Description of the task. Search the entries below. Return every line that has "gave" in it.

Task data.
_ _ _ _ _
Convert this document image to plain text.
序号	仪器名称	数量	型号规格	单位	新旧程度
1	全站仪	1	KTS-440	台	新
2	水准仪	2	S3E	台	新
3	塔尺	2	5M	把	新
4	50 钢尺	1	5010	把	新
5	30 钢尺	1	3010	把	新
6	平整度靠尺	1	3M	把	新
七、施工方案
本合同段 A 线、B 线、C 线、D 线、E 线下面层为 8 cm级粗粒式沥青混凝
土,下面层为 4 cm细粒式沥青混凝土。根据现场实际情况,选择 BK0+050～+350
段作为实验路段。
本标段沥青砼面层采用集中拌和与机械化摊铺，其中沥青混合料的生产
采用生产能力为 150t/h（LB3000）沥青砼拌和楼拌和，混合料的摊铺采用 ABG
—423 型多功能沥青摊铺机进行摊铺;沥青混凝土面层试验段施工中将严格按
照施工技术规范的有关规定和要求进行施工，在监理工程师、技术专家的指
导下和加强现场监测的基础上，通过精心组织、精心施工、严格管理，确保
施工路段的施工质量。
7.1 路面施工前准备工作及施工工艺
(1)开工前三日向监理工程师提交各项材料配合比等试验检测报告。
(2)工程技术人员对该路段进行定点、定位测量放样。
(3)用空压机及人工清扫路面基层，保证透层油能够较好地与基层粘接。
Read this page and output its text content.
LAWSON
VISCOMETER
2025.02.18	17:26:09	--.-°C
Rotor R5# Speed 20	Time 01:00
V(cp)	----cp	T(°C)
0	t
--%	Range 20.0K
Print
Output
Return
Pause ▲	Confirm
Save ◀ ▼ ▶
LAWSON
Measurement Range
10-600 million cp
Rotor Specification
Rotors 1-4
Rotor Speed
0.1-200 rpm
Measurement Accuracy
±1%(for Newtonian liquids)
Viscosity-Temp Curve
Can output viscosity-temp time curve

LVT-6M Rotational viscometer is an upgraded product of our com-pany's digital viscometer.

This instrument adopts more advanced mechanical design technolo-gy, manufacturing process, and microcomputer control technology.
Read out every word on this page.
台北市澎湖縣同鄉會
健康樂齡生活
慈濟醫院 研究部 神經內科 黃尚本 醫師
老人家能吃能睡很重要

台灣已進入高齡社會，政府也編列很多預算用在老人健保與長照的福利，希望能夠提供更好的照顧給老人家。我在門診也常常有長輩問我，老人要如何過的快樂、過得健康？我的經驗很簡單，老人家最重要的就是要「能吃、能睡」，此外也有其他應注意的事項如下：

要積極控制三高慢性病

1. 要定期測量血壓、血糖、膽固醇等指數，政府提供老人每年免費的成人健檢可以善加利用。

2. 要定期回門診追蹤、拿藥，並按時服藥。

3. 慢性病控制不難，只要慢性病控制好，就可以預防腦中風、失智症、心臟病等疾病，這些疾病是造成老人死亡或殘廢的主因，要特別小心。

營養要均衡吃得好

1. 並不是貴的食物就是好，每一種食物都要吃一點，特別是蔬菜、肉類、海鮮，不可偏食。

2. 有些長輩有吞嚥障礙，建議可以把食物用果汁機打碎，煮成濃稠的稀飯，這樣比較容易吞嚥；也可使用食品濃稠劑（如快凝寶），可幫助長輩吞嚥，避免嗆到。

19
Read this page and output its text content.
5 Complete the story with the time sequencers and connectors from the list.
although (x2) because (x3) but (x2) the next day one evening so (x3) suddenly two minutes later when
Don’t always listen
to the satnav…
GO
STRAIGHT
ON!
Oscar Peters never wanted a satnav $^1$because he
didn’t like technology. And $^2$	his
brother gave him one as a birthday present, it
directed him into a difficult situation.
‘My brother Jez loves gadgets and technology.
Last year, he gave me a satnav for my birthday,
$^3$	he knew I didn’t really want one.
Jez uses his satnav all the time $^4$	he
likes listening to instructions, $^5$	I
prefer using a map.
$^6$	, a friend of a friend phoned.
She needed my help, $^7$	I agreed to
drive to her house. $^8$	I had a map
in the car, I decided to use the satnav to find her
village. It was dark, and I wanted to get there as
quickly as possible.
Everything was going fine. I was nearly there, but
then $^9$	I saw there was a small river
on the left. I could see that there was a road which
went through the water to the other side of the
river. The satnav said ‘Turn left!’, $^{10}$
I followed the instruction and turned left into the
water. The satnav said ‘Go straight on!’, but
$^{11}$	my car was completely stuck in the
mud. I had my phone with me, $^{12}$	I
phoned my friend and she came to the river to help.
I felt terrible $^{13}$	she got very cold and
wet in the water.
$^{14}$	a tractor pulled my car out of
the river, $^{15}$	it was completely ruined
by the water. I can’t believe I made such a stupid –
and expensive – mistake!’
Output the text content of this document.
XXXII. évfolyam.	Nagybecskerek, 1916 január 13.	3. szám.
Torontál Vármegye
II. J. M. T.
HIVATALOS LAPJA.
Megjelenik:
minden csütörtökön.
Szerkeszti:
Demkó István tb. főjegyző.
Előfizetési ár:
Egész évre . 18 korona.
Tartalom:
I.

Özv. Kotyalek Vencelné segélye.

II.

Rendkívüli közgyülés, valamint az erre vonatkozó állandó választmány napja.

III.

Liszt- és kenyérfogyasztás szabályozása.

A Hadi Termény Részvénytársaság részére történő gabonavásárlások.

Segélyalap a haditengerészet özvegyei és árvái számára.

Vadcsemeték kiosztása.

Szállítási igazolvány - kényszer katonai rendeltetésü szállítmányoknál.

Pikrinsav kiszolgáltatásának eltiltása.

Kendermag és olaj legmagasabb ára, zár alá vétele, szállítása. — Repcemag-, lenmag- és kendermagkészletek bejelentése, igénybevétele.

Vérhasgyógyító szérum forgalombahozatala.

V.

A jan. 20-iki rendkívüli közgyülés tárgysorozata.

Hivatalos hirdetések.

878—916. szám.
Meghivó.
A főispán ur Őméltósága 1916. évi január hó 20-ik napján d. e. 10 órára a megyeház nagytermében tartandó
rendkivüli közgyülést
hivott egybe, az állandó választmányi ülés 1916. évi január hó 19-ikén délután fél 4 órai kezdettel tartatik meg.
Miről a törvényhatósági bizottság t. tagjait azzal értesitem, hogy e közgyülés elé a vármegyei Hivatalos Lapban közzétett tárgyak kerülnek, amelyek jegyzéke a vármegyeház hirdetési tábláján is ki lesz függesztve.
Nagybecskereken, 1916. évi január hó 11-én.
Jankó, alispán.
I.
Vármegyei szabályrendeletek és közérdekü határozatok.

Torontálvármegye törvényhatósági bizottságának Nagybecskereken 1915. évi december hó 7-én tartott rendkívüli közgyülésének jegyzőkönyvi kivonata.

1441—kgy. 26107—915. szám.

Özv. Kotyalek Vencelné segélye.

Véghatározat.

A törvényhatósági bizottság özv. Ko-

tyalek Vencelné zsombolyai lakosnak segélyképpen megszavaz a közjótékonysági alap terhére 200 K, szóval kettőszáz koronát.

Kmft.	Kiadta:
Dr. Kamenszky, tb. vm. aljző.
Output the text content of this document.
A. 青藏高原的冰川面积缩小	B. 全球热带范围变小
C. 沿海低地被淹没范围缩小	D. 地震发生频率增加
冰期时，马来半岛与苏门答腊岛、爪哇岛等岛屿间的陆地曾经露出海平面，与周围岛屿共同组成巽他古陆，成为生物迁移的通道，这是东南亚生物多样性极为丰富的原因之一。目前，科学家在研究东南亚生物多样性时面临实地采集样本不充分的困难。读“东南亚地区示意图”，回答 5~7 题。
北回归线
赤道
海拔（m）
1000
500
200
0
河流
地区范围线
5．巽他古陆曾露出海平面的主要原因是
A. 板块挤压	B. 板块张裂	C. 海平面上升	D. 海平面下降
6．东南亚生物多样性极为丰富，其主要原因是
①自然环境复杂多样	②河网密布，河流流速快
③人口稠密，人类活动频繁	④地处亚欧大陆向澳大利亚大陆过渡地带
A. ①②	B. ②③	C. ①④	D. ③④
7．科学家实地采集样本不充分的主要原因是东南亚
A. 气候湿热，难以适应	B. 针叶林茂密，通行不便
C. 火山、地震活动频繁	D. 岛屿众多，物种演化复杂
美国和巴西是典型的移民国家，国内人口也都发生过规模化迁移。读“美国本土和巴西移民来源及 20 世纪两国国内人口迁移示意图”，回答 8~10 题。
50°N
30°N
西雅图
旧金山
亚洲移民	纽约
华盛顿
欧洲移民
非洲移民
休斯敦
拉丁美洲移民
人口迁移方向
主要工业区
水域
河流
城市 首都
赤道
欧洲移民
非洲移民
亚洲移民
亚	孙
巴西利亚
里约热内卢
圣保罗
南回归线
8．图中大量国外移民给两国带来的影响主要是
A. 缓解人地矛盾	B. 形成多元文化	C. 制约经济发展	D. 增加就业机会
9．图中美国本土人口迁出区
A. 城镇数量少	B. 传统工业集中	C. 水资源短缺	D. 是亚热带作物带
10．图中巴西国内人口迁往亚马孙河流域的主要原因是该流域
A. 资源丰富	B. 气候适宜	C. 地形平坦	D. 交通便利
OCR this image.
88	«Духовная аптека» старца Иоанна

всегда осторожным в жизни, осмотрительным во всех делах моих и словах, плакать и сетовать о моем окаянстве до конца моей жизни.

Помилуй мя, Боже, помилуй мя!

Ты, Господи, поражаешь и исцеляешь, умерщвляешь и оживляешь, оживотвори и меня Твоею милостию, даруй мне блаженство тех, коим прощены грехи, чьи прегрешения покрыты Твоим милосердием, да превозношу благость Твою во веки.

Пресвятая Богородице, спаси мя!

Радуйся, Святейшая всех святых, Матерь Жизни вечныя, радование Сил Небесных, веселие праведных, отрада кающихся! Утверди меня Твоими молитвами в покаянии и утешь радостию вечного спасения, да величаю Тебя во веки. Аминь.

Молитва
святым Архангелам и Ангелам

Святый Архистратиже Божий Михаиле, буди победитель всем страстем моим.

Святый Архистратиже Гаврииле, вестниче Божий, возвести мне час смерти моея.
_ _ _ _ _
Final answer.
brother gave him one as a birthday present, it
Last year, he gave me a satnav for my birthday,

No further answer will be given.